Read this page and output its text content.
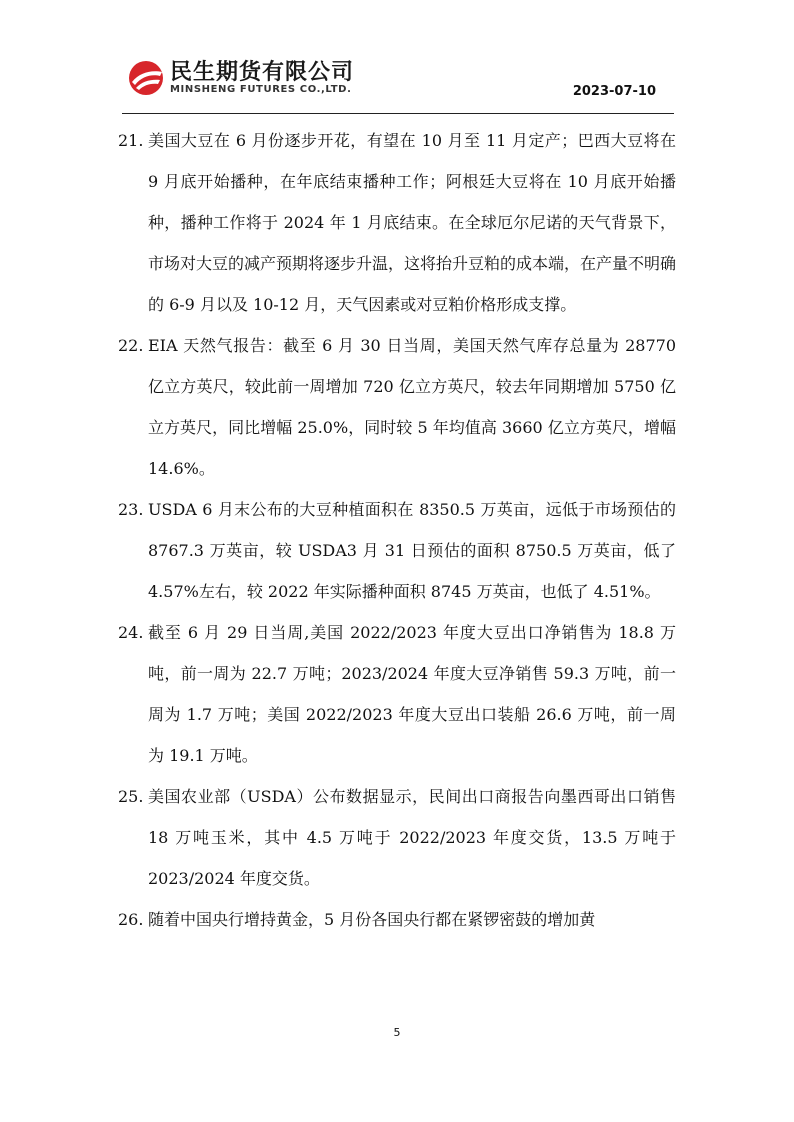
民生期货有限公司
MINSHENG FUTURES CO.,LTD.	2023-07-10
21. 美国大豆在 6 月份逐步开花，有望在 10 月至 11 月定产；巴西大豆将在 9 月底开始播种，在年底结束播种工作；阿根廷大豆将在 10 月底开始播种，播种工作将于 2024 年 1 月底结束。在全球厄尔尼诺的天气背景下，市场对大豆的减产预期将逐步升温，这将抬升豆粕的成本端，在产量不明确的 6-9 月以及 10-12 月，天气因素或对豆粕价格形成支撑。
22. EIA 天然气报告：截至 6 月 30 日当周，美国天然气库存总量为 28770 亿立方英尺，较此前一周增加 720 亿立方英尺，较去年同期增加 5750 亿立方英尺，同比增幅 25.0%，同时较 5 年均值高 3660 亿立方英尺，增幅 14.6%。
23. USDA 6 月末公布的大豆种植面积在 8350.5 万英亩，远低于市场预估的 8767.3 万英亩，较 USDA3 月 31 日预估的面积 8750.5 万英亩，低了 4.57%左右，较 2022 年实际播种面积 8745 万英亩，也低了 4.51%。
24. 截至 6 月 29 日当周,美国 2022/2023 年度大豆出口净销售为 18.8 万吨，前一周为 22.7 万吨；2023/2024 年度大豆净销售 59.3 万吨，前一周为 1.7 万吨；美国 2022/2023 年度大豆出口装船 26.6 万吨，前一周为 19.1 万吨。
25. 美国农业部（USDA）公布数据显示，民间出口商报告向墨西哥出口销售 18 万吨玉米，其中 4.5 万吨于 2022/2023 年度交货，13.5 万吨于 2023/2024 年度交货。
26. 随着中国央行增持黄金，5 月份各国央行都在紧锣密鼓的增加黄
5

- - - - -

In your copy of the listing above, reproduce each line exactly and omit all pictures.

Read this page and output its text content.
民生期货有限公司
MINSHENG FUTURES CO.,LTD.	2023-07-10
21. 美国大豆在 6 月份逐步开花，有望在 10 月至 11 月定产；巴西大豆将在 9 月底开始播种，在年底结束播种工作；阿根廷大豆将在 10 月底开始播种，播种工作将于 2024 年 1 月底结束。在全球厄尔尼诺的天气背景下，市场对大豆的减产预期将逐步升温，这将抬升豆粕的成本端，在产量不明确的 6-9 月以及 10-12 月，天气因素或对豆粕价格形成支撑。
22. EIA 天然气报告：截至 6 月 30 日当周，美国天然气库存总量为 28770 亿立方英尺，较此前一周增加 720 亿立方英尺，较去年同期增加 5750 亿立方英尺，同比增幅 25.0%，同时较 5 年均值高 3660 亿立方英尺，增幅 14.6%。
23. USDA 6 月末公布的大豆种植面积在 8350.5 万英亩，远低于市场预估的 8767.3 万英亩，较 USDA3 月 31 日预估的面积 8750.5 万英亩，低了 4.57%左右，较 2022 年实际播种面积 8745 万英亩，也低了 4.51%。
24. 截至 6 月 29 日当周,美国 2022/2023 年度大豆出口净销售为 18.8 万吨，前一周为 22.7 万吨；2023/2024 年度大豆净销售 59.3 万吨，前一周为 1.7 万吨；美国 2022/2023 年度大豆出口装船 26.6 万吨，前一周为 19.1 万吨。
25. 美国农业部（USDA）公布数据显示，民间出口商报告向墨西哥出口销售 18 万吨玉米，其中 4.5 万吨于 2022/2023 年度交货，13.5 万吨于 2023/2024 年度交货。
26. 随着中国央行增持黄金，5 月份各国央行都在紧锣密鼓的增加黄
5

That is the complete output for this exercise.